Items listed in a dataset
========
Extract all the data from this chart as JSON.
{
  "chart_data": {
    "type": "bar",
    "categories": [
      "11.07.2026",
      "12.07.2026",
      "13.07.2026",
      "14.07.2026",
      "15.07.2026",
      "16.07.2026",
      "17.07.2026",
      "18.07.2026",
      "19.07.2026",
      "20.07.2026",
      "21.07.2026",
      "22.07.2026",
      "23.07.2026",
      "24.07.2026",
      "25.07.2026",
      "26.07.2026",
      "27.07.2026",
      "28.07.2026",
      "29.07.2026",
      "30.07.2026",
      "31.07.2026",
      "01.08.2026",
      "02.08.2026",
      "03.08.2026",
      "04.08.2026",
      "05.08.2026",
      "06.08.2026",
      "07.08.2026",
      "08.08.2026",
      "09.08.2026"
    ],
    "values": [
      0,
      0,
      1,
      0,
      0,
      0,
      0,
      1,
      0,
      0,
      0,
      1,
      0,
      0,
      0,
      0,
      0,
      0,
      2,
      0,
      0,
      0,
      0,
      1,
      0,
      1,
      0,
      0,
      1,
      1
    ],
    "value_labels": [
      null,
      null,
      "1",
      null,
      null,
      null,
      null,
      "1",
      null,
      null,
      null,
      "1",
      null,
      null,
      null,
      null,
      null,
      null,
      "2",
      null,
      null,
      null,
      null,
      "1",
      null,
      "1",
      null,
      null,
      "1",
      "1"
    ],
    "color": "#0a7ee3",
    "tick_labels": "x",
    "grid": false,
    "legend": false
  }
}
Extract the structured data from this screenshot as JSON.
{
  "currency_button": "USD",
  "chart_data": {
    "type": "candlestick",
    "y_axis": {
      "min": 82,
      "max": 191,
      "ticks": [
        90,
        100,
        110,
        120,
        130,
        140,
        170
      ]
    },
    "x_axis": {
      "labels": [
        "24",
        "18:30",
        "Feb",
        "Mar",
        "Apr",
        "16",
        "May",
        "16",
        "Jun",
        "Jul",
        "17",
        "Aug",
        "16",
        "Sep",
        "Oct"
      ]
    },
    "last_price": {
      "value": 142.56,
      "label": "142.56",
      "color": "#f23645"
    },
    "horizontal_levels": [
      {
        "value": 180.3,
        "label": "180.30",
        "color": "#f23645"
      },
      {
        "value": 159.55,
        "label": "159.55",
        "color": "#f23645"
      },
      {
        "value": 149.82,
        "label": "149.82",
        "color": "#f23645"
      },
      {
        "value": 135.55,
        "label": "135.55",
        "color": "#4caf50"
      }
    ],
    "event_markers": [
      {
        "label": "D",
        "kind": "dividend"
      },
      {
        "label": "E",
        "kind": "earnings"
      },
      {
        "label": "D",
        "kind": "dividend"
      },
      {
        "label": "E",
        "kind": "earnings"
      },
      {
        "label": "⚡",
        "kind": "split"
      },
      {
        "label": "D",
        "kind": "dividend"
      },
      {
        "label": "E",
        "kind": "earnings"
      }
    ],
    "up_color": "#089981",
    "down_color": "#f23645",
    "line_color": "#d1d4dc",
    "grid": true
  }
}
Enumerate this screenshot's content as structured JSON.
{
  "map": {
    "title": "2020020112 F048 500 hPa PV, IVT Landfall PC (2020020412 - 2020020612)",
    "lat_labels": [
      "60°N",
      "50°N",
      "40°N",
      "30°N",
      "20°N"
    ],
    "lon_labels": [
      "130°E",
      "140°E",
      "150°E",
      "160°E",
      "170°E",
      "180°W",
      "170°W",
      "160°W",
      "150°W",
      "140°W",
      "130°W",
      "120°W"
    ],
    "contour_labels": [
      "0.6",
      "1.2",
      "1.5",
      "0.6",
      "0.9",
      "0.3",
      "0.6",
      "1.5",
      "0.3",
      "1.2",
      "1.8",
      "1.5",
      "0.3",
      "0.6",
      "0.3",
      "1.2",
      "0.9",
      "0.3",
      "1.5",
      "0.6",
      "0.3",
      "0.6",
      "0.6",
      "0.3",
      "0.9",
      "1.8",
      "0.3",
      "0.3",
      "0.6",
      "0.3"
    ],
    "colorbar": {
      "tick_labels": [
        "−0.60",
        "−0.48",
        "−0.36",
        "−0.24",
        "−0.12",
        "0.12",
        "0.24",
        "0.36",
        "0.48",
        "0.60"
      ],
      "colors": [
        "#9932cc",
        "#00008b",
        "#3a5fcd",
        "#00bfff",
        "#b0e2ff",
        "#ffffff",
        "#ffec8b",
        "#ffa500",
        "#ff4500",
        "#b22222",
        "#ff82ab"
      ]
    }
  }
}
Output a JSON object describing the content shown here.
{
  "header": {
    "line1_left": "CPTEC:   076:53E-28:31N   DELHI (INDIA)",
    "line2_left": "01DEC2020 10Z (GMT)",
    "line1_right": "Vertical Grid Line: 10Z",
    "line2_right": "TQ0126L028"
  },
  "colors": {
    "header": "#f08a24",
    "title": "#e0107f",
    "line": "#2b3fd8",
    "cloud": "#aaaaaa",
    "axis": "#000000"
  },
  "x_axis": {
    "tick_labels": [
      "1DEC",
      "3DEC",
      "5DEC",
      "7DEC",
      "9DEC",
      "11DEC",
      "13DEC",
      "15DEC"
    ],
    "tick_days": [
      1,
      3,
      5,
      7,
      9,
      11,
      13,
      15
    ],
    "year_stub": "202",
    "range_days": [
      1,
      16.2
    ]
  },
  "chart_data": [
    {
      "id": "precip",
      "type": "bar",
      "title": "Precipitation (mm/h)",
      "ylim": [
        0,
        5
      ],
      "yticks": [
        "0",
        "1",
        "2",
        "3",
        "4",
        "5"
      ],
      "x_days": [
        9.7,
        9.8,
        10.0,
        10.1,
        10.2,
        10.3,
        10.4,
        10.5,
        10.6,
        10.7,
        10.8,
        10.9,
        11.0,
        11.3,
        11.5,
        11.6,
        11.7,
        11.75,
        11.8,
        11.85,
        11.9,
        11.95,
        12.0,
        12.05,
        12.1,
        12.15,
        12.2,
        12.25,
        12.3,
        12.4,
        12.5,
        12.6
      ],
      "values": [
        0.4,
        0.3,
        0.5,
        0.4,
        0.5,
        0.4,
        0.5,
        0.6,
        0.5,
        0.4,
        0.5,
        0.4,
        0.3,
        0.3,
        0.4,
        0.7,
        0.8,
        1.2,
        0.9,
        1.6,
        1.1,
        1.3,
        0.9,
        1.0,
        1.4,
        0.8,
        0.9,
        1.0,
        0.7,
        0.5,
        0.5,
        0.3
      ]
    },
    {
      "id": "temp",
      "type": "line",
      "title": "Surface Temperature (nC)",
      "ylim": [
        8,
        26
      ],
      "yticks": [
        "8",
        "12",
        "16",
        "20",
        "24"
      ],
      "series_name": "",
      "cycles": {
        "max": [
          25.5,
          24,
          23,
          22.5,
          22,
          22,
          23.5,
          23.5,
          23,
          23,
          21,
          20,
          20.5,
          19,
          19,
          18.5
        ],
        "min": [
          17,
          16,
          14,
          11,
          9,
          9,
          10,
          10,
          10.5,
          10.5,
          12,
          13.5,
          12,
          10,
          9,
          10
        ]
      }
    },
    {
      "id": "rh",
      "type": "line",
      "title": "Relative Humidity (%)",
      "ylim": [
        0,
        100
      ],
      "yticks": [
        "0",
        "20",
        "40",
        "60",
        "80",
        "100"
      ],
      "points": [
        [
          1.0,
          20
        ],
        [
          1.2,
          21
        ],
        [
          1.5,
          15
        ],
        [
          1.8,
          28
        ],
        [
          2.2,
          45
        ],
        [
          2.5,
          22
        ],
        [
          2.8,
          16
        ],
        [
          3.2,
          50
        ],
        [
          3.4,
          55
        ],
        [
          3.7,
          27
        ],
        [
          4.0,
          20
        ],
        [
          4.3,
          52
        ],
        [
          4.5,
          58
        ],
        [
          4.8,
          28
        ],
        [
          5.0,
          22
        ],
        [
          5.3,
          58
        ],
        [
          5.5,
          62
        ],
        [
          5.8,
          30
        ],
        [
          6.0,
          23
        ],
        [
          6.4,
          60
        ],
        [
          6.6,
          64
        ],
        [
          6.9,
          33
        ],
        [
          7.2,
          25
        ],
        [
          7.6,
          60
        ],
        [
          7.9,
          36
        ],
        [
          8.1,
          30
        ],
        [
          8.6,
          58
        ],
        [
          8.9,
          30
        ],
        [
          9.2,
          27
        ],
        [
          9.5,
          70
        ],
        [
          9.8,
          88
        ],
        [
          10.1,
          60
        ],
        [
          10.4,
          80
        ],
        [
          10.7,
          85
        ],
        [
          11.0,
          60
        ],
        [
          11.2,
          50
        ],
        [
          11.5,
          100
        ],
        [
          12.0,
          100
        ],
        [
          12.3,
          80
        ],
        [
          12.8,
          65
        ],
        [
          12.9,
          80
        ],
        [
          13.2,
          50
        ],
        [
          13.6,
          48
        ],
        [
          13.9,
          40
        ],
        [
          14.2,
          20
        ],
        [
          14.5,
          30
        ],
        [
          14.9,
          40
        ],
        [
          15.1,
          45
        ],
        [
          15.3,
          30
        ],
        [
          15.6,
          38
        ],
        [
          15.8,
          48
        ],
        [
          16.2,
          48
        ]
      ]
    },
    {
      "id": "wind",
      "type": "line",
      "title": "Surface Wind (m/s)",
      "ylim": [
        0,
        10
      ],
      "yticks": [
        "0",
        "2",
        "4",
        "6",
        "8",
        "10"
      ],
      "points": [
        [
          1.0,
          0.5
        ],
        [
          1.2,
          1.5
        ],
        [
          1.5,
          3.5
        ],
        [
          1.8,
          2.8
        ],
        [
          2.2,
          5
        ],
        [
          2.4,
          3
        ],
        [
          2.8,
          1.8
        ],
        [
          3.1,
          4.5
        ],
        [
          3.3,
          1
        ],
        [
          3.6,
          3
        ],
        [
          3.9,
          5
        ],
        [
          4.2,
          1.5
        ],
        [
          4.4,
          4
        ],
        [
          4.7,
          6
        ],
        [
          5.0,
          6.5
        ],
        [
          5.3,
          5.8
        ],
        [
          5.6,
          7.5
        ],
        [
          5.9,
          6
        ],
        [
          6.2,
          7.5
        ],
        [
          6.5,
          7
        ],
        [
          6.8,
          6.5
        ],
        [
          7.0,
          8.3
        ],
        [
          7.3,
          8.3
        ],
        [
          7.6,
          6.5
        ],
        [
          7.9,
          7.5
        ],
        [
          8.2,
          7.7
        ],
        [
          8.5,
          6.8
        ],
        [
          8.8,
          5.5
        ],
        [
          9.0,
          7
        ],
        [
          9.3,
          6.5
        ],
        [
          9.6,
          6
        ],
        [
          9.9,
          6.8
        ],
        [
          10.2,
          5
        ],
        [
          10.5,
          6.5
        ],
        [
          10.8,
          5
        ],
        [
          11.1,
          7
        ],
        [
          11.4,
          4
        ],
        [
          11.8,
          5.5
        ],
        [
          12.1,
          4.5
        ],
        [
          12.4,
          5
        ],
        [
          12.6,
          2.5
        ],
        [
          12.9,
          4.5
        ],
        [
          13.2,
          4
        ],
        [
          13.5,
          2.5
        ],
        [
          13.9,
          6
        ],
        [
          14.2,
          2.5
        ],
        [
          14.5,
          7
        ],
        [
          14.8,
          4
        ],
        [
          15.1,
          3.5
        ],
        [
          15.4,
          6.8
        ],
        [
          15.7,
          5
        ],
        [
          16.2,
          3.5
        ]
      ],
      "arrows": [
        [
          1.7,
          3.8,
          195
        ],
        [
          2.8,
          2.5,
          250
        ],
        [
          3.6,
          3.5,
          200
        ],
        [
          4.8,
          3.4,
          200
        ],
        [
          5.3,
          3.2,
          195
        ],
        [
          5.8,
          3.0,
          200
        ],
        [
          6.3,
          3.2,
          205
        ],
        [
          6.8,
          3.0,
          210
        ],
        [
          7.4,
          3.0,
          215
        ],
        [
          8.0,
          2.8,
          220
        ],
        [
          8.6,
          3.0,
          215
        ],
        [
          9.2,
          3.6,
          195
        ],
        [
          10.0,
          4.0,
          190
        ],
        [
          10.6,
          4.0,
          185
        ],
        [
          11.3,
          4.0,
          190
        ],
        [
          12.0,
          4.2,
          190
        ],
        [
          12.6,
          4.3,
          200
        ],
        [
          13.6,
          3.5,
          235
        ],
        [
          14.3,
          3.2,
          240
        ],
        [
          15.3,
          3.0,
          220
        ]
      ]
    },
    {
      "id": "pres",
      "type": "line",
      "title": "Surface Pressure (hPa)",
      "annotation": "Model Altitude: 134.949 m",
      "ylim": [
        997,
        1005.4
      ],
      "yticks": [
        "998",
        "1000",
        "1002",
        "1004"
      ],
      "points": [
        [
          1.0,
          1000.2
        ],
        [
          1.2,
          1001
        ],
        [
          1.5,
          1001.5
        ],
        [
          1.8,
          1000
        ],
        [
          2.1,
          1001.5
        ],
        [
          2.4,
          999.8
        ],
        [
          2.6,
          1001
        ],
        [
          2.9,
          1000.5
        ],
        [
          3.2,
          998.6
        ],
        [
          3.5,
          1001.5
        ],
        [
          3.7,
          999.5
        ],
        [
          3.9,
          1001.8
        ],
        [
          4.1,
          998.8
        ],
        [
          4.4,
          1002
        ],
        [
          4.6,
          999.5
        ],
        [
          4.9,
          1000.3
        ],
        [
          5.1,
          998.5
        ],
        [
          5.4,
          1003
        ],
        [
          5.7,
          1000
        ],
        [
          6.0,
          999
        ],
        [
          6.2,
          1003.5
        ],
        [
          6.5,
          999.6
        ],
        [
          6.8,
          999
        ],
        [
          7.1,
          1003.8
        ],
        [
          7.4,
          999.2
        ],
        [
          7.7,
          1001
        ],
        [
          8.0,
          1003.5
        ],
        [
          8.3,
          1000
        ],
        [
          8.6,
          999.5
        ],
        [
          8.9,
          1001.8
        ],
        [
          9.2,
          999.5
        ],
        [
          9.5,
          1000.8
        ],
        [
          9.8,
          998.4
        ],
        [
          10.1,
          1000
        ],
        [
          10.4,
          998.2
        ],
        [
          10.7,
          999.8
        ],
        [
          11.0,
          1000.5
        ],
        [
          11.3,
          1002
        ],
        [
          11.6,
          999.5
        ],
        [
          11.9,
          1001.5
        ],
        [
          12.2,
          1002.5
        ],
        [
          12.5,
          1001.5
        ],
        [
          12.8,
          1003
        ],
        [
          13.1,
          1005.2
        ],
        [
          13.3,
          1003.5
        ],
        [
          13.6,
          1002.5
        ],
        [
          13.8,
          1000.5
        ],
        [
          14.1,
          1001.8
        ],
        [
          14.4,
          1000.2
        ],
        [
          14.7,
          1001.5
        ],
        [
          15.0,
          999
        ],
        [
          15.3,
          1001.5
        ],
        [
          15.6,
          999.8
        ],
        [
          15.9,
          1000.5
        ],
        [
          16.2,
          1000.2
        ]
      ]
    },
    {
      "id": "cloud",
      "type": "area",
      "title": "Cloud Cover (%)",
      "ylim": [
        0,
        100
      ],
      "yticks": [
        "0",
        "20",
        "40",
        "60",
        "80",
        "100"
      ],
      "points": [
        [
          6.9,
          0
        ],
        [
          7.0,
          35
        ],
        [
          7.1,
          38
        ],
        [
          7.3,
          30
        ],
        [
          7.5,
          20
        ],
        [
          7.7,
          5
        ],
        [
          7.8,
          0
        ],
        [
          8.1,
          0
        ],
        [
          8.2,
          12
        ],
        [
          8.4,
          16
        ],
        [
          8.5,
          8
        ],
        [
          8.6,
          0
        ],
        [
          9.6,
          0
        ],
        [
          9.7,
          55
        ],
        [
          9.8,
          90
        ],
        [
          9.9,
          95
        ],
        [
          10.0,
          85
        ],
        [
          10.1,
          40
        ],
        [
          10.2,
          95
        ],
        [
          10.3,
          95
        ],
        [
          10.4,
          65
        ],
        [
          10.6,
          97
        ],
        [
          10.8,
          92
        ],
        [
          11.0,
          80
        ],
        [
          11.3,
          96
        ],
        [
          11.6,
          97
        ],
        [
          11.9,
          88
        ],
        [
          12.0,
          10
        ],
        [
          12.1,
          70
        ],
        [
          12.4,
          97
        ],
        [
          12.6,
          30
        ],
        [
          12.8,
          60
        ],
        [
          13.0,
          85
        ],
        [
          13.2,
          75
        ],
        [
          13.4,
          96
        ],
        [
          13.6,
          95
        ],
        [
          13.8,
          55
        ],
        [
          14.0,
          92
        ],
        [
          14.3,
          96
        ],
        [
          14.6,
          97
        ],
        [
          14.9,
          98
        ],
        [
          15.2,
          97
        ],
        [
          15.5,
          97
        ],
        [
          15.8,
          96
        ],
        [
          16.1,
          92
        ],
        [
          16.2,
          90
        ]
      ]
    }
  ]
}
========
> Task instructions:
Every line that holds the string "Extract" should be returned.

> Written answer:
Extract all the data from this chart as JSON.
Extract the structured data from this screenshot as JSON.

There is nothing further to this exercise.